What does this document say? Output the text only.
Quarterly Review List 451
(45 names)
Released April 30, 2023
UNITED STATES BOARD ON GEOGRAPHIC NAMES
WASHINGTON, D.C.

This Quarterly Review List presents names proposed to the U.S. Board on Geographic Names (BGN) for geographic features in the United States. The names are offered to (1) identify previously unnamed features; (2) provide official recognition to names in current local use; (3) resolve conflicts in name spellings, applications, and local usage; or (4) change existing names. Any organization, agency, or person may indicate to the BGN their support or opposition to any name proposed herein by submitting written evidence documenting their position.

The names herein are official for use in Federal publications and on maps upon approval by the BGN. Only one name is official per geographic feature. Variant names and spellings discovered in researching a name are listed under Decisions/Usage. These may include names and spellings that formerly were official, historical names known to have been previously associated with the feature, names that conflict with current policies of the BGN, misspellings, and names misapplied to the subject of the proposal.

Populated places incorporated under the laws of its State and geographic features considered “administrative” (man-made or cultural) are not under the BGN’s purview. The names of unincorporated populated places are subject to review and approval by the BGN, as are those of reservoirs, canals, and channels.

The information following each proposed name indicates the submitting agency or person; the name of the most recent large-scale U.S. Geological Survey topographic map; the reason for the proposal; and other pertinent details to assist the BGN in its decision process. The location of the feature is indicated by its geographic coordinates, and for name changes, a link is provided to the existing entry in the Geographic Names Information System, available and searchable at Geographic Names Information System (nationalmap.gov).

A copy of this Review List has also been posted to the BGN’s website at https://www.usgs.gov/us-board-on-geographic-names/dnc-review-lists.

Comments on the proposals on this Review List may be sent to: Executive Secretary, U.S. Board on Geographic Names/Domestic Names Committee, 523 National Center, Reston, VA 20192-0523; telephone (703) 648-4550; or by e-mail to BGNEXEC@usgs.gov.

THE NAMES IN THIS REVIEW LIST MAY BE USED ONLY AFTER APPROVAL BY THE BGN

☆ ☆ ☆ ☆ ☆

Give the count of lines in the data above that hold the string "submitting", with no additional words.

2